[Data records]

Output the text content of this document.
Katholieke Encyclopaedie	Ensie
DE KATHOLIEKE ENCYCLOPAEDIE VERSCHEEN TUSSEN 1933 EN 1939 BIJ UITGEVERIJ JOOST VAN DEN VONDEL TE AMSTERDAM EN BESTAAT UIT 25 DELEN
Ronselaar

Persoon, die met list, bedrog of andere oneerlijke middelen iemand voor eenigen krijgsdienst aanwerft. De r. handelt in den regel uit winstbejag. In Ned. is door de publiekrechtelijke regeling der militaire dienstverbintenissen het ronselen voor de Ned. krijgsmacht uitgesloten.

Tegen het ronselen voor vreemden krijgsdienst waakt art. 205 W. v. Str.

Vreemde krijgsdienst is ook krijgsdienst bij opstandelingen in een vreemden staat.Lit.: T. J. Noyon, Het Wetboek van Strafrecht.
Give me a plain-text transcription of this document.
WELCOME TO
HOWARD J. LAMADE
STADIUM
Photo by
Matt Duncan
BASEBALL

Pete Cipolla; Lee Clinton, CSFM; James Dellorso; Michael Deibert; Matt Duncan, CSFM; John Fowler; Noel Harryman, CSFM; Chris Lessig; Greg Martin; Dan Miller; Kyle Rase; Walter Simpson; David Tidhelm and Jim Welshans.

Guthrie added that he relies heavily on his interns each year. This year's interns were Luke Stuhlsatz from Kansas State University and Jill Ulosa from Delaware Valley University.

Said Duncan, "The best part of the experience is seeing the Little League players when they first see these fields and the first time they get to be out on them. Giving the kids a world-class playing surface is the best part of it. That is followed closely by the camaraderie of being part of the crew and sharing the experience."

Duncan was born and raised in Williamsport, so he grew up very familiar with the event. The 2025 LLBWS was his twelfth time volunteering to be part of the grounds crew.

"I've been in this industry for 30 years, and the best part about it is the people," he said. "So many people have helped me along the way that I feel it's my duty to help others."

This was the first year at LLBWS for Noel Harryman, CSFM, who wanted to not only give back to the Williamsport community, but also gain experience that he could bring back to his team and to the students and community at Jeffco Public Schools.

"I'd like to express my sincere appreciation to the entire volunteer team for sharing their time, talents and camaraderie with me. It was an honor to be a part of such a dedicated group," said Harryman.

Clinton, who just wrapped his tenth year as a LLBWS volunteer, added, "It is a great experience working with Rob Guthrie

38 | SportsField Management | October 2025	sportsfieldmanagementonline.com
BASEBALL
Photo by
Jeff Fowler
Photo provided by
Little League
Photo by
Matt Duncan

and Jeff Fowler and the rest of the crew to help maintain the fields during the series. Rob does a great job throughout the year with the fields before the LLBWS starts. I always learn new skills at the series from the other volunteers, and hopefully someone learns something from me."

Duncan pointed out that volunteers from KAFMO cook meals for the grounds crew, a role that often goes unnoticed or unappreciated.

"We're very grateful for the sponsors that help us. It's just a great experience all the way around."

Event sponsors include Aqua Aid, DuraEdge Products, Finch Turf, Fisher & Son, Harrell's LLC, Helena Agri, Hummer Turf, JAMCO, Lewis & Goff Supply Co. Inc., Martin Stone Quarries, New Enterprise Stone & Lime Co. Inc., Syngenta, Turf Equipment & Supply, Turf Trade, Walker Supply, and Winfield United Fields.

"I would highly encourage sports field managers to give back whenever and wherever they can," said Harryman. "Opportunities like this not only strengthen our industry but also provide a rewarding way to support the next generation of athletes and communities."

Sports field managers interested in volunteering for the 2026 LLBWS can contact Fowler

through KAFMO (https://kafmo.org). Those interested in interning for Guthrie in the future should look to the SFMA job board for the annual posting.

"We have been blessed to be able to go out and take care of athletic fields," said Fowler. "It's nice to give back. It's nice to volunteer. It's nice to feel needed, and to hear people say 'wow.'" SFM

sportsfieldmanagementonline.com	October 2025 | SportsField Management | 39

• What you have to do:
Transcribe the material exactly as it reads.

• Expected output:
Output the text content of this document.
Katholieke Encyclopaedie	Ensie
DE KATHOLIEKE ENCYCLOPAEDIE VERSCHEEN TUSSEN 1933 EN 1939 BIJ UITGEVERIJ JOOST VAN DEN VONDEL TE AMSTERDAM EN BESTAAT UIT 25 DELEN
Ronselaar

Persoon, die met list, bedrog of andere oneerlijke middelen iemand voor eenigen krijgsdienst aanwerft. De r. handelt in den regel uit winstbejag. In Ned. is door de publiekrechtelijke regeling der militaire dienstverbintenissen het ronselen voor de Ned. krijgsmacht uitgesloten.

Tegen het ronselen voor vreemden krijgsdienst waakt art. 205 W. v. Str.

Vreemde krijgsdienst is ook krijgsdienst bij opstandelingen in een vreemden staat.Lit.: T. J. Noyon, Het Wetboek van Strafrecht.
Give me a plain-text transcription of this document.
WELCOME TO
HOWARD J. LAMADE
STADIUM
Photo by
Matt Duncan
BASEBALL

Pete Cipolla; Lee Clinton, CSFM; James Dellorso; Michael Deibert; Matt Duncan, CSFM; John Fowler; Noel Harryman, CSFM; Chris Lessig; Greg Martin; Dan Miller; Kyle Rase; Walter Simpson; David Tidhelm and Jim Welshans.

Guthrie added that he relies heavily on his interns each year. This year's interns were Luke Stuhlsatz from Kansas State University and Jill Ulosa from Delaware Valley University.

Said Duncan, "The best part of the experience is seeing the Little League players when they first see these fields and the first time they get to be out on them. Giving the kids a world-class playing surface is the best part of it. That is followed closely by the camaraderie of being part of the crew and sharing the experience."

Duncan was born and raised in Williamsport, so he grew up very familiar with the event. The 2025 LLBWS was his twelfth time volunteering to be part of the grounds crew.

"I've been in this industry for 30 years, and the best part about it is the people," he said. "So many people have helped me along the way that I feel it's my duty to help others."

This was the first year at LLBWS for Noel Harryman, CSFM, who wanted to not only give back to the Williamsport community, but also gain experience that he could bring back to his team and to the students and community at Jeffco Public Schools.

"I'd like to express my sincere appreciation to the entire volunteer team for sharing their time, talents and camaraderie with me. It was an honor to be a part of such a dedicated group," said Harryman.

Clinton, who just wrapped his tenth year as a LLBWS volunteer, added, "It is a great experience working with Rob Guthrie

38 | SportsField Management | October 2025	sportsfieldmanagementonline.com
BASEBALL
Photo by
Jeff Fowler
Photo provided by
Little League
Photo by
Matt Duncan

and Jeff Fowler and the rest of the crew to help maintain the fields during the series. Rob does a great job throughout the year with the fields before the LLBWS starts. I always learn new skills at the series from the other volunteers, and hopefully someone learns something from me."

Duncan pointed out that volunteers from KAFMO cook meals for the grounds crew, a role that often goes unnoticed or unappreciated.

"We're very grateful for the sponsors that help us. It's just a great experience all the way around."

Event sponsors include Aqua Aid, DuraEdge Products, Finch Turf, Fisher & Son, Harrell's LLC, Helena Agri, Hummer Turf, JAMCO, Lewis & Goff Supply Co. Inc., Martin Stone Quarries, New Enterprise Stone & Lime Co. Inc., Syngenta, Turf Equipment & Supply, Turf Trade, Walker Supply, and Winfield United Fields.

"I would highly encourage sports field managers to give back whenever and wherever they can," said Harryman. "Opportunities like this not only strengthen our industry but also provide a rewarding way to support the next generation of athletes and communities."

Sports field managers interested in volunteering for the 2026 LLBWS can contact Fowler

through KAFMO (https://kafmo.org). Those interested in interning for Guthrie in the future should look to the SFMA job board for the annual posting.

"We have been blessed to be able to go out and take care of athletic fields," said Fowler. "It's nice to give back. It's nice to volunteer. It's nice to feel needed, and to hear people say 'wow.'" SFM

sportsfieldmanagementonline.com	October 2025 | SportsField Management | 39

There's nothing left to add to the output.